* _Work required_
Among the records below, find each line that includes the string "CMYK" and copy it.
------------------------------------------------------------------------
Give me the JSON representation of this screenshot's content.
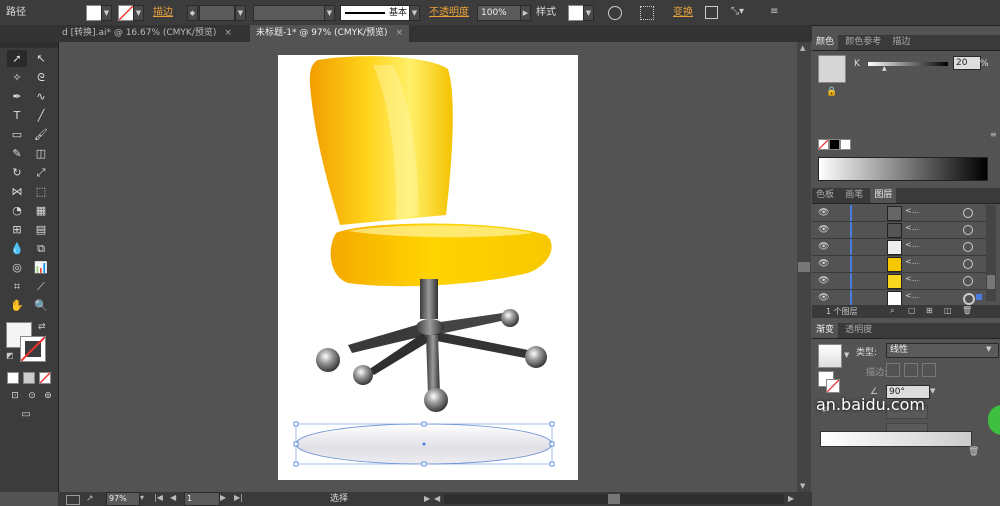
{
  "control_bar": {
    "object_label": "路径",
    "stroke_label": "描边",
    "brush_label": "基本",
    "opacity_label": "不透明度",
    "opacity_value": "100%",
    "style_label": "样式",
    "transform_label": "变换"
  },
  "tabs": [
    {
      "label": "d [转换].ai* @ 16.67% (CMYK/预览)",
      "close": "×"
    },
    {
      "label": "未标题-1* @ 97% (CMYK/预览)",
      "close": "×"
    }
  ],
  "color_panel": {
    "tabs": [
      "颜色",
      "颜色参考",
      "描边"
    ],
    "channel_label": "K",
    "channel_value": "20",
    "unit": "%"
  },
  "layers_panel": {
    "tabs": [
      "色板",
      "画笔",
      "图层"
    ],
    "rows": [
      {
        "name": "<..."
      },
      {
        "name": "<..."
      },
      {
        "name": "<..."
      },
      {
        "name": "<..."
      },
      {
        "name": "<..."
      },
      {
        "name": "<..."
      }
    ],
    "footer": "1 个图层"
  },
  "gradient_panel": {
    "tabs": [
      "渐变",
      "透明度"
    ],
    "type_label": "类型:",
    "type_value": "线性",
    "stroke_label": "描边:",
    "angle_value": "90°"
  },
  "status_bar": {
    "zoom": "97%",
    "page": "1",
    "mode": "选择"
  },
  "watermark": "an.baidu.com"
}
------------------------------------------------------------------------
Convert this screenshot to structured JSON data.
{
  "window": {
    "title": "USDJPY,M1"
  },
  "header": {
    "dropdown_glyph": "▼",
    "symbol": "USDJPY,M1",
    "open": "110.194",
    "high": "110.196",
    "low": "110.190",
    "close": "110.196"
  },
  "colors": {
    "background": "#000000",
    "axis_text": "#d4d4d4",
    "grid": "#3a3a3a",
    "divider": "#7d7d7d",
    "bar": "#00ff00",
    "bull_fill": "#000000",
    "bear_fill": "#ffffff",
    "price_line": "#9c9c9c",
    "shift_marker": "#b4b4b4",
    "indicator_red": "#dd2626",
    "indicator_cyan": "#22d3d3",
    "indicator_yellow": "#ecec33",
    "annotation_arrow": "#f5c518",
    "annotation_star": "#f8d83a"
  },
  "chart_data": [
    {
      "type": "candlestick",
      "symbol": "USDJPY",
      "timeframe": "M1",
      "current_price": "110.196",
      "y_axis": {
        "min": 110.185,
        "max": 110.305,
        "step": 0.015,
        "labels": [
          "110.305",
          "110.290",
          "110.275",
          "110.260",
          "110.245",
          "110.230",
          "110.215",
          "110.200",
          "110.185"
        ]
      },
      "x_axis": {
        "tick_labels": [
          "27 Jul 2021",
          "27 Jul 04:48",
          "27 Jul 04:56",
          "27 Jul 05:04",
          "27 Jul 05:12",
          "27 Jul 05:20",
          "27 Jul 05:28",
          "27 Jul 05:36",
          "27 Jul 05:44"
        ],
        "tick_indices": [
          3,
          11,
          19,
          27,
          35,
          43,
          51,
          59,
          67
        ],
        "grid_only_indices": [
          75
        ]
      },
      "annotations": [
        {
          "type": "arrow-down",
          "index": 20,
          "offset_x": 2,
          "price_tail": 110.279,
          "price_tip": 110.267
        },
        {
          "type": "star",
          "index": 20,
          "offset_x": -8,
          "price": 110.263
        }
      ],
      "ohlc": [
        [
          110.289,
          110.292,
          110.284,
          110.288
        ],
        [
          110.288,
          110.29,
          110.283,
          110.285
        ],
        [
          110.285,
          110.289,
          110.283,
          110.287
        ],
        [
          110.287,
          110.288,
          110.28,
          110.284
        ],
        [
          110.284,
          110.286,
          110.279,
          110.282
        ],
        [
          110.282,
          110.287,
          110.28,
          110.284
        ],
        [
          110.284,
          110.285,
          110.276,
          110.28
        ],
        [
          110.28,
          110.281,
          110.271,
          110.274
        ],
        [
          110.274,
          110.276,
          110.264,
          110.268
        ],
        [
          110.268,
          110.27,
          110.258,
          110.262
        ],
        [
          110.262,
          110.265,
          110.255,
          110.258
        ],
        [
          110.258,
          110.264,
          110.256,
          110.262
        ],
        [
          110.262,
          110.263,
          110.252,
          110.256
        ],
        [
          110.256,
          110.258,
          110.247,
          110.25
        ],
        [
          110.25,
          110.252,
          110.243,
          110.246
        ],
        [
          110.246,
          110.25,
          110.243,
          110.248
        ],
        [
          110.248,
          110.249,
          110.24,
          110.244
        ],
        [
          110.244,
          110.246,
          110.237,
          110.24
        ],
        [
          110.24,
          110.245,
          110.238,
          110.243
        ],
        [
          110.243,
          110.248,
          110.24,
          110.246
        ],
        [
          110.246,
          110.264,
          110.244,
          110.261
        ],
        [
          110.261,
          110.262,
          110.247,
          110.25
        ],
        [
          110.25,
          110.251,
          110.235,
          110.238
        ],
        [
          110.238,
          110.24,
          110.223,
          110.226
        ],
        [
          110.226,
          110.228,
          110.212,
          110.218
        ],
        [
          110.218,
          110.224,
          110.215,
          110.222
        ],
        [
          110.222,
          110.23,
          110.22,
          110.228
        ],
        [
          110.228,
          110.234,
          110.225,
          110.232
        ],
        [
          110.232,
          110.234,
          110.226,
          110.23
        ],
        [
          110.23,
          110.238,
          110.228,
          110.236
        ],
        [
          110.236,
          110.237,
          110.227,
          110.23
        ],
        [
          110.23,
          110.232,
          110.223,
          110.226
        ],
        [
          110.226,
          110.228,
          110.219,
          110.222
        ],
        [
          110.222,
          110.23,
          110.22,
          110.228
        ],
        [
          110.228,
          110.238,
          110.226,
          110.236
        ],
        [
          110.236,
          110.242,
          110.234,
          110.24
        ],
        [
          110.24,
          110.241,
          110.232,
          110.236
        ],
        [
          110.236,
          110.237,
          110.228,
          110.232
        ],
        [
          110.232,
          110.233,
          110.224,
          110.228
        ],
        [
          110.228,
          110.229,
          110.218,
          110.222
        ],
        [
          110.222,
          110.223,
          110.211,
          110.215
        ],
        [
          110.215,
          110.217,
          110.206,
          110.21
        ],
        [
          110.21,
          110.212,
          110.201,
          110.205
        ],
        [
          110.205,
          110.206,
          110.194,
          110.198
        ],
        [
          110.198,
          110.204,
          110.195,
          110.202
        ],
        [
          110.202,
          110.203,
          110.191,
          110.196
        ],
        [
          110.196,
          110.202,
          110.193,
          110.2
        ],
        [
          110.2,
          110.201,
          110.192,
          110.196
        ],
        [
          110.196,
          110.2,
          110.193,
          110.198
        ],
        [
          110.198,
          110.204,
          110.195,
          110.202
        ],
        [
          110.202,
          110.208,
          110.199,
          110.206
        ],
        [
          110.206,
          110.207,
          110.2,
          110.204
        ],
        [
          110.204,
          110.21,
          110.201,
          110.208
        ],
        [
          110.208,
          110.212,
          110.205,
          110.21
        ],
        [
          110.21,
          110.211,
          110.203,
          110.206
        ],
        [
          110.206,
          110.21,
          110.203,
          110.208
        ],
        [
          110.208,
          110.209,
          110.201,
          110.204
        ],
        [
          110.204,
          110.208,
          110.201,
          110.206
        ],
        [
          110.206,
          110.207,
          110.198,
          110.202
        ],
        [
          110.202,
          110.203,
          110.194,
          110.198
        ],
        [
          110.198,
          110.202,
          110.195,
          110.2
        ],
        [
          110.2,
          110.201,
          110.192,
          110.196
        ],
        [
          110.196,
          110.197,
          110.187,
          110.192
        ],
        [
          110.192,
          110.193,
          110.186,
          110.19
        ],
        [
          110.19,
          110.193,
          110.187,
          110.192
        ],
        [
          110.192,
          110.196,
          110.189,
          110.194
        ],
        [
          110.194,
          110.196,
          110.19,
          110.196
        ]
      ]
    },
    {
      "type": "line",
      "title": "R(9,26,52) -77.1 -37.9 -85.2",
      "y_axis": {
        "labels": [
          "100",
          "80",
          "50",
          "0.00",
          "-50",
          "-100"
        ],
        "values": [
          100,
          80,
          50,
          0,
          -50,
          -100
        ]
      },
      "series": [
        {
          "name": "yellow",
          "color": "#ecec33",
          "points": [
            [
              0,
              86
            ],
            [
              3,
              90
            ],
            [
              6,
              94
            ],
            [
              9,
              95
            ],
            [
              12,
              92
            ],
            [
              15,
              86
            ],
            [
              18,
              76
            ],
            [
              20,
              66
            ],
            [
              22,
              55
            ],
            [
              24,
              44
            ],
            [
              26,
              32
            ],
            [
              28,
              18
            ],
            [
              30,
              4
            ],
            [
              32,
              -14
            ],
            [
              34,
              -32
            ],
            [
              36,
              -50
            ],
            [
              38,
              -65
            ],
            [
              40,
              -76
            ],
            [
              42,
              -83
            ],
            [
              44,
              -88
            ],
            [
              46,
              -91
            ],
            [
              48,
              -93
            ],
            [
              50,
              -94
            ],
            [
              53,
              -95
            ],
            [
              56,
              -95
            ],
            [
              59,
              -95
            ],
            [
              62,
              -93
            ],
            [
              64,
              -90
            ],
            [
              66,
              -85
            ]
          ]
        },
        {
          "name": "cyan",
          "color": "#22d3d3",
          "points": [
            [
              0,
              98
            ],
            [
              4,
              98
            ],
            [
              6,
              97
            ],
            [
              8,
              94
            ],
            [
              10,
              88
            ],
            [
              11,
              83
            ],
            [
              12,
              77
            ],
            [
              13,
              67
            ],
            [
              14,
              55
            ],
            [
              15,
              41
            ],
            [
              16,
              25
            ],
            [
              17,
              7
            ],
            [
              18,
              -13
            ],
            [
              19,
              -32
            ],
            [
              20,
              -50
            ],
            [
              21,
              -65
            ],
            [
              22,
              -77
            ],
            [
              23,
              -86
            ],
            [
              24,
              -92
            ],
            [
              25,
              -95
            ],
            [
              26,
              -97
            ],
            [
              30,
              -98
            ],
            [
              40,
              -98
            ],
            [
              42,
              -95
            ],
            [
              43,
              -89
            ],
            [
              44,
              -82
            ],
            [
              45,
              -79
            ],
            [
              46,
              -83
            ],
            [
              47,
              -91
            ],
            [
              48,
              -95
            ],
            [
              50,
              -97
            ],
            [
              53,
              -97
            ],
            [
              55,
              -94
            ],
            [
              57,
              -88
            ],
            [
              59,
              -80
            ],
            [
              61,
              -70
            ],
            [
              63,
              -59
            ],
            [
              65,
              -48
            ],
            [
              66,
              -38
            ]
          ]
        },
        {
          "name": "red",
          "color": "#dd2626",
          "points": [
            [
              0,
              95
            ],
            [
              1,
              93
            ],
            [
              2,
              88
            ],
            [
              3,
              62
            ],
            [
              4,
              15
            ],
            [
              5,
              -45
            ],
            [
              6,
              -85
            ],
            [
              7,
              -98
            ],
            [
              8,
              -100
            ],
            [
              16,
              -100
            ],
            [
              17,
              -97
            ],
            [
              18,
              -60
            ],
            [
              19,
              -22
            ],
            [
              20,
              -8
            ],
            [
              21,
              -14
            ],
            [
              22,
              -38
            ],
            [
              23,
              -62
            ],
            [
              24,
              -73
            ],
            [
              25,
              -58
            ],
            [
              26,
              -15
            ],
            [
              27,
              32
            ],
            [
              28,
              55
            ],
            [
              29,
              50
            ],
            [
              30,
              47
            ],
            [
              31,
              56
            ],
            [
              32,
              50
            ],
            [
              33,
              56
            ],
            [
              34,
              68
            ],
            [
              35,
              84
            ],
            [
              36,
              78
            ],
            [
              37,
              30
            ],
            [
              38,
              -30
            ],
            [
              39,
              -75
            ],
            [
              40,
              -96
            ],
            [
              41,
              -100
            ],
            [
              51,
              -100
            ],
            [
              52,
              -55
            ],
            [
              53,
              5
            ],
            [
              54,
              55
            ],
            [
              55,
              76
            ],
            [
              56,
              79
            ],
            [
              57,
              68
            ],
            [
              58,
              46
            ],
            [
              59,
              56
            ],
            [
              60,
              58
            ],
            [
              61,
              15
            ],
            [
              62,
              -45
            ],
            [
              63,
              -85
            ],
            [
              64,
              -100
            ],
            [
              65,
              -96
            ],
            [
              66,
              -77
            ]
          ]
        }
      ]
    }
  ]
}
------------------------------------------------------------------------
* _The completed task_
      "label": "d [转换].ai* @ 16.67% (CMYK/预览)",
      "label": "未标题-1* @ 97% (CMYK/预览)",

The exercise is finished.